The exercise: Pull each line holding "interval" out of the entries below.
**** Supplied material
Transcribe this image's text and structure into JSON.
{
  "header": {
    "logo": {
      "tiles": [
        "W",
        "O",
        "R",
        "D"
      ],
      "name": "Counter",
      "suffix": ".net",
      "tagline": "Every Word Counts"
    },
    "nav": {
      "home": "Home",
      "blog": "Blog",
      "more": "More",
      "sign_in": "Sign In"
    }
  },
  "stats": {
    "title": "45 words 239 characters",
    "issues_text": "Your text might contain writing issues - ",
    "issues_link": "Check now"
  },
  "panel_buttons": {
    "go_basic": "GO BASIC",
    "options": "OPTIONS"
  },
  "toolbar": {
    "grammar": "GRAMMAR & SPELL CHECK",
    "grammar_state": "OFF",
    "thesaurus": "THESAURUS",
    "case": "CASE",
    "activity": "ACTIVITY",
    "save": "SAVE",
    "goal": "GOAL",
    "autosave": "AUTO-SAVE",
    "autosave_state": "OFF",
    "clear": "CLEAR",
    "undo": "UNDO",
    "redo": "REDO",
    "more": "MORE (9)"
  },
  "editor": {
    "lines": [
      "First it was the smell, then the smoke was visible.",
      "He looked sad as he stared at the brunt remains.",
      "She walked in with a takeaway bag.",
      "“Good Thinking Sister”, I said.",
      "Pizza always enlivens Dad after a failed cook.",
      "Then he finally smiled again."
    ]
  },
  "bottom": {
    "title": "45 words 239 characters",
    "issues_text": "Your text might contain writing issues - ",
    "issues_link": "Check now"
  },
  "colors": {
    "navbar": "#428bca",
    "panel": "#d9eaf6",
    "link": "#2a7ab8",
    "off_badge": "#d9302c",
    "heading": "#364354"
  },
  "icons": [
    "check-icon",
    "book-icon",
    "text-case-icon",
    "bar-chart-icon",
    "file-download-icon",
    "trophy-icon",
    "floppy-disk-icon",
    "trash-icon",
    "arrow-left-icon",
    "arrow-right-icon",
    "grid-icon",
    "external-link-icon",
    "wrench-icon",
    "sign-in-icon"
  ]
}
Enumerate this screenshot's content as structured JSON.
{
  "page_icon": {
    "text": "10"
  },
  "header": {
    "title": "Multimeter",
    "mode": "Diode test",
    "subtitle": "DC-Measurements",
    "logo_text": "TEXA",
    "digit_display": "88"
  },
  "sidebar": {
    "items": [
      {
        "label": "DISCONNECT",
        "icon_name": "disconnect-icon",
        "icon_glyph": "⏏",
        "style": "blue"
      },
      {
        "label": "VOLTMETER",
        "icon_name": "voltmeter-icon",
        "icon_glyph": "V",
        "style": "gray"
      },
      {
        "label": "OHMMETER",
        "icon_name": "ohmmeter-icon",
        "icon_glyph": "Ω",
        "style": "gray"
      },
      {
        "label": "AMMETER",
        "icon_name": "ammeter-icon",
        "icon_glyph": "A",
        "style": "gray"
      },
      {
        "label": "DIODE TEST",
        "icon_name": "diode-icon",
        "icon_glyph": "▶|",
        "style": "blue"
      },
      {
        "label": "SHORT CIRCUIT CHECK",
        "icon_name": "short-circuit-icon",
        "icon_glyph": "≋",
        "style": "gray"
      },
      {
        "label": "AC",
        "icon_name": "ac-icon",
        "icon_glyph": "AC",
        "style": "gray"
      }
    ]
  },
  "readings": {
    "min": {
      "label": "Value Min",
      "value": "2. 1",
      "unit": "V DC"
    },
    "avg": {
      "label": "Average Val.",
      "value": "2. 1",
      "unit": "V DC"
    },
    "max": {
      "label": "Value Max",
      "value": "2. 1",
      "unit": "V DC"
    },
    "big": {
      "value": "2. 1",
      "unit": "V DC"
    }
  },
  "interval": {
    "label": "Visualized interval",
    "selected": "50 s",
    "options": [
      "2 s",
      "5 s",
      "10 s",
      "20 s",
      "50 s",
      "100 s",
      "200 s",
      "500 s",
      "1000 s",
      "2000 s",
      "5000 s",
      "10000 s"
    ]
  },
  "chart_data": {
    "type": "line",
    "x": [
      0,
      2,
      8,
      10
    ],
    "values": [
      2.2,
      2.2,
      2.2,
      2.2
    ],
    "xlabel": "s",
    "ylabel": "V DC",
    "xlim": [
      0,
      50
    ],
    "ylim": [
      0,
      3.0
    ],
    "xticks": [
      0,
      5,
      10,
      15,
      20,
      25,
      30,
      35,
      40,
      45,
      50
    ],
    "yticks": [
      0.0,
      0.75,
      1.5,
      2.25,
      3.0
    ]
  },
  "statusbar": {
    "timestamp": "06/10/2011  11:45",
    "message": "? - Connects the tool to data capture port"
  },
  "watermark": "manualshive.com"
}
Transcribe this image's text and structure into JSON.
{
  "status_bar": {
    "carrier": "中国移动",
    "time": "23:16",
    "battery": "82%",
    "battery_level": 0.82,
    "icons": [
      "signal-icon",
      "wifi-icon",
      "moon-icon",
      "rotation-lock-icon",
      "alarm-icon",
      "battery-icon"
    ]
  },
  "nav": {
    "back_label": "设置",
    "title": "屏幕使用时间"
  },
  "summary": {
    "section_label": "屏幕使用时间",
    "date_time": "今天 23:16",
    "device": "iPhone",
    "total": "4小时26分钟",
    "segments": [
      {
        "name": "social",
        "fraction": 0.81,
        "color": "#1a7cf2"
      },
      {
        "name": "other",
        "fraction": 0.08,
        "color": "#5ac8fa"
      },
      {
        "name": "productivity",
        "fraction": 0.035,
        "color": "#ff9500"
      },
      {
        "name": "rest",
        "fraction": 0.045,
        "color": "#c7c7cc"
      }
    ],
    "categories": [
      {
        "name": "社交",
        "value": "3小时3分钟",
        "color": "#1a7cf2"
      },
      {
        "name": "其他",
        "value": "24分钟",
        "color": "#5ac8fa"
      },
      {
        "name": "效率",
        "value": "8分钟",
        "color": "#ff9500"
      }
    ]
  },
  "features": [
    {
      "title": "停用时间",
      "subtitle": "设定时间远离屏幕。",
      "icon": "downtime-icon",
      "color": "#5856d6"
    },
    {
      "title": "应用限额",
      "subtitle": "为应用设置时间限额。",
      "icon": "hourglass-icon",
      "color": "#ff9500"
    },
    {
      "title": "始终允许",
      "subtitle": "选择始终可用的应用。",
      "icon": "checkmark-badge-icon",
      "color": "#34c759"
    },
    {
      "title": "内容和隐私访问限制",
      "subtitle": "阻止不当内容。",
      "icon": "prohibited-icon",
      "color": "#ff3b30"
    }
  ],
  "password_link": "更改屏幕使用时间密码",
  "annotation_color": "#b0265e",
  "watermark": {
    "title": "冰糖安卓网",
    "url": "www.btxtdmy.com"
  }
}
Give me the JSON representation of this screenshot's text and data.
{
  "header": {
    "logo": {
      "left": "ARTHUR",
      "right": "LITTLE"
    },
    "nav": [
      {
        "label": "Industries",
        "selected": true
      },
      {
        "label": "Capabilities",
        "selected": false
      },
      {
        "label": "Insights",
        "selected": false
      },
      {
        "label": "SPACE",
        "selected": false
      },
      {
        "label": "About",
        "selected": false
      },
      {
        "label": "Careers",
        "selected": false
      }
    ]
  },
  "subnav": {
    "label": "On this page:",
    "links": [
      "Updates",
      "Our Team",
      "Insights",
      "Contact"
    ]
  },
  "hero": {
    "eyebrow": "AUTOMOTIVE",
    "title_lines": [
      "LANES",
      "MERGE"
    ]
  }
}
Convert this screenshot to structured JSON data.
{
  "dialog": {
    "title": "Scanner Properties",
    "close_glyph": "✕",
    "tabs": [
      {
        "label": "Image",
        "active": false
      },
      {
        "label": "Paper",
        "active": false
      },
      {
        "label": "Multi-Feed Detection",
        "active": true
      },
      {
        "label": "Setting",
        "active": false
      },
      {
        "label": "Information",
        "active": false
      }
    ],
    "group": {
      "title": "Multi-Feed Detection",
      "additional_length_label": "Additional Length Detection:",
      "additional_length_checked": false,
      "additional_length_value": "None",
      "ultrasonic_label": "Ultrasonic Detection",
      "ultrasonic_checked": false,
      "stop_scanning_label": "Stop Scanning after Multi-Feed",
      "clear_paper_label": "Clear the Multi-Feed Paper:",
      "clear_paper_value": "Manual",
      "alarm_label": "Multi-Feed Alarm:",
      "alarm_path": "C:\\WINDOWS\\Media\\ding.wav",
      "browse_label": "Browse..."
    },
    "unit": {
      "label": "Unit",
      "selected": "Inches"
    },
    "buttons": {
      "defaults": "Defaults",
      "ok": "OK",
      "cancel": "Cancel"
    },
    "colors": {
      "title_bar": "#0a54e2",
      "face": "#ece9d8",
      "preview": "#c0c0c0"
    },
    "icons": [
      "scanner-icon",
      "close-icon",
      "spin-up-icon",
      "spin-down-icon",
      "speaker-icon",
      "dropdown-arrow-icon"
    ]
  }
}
********
Solution to the problem:
  "interval": {
    "label": "Visualized interval",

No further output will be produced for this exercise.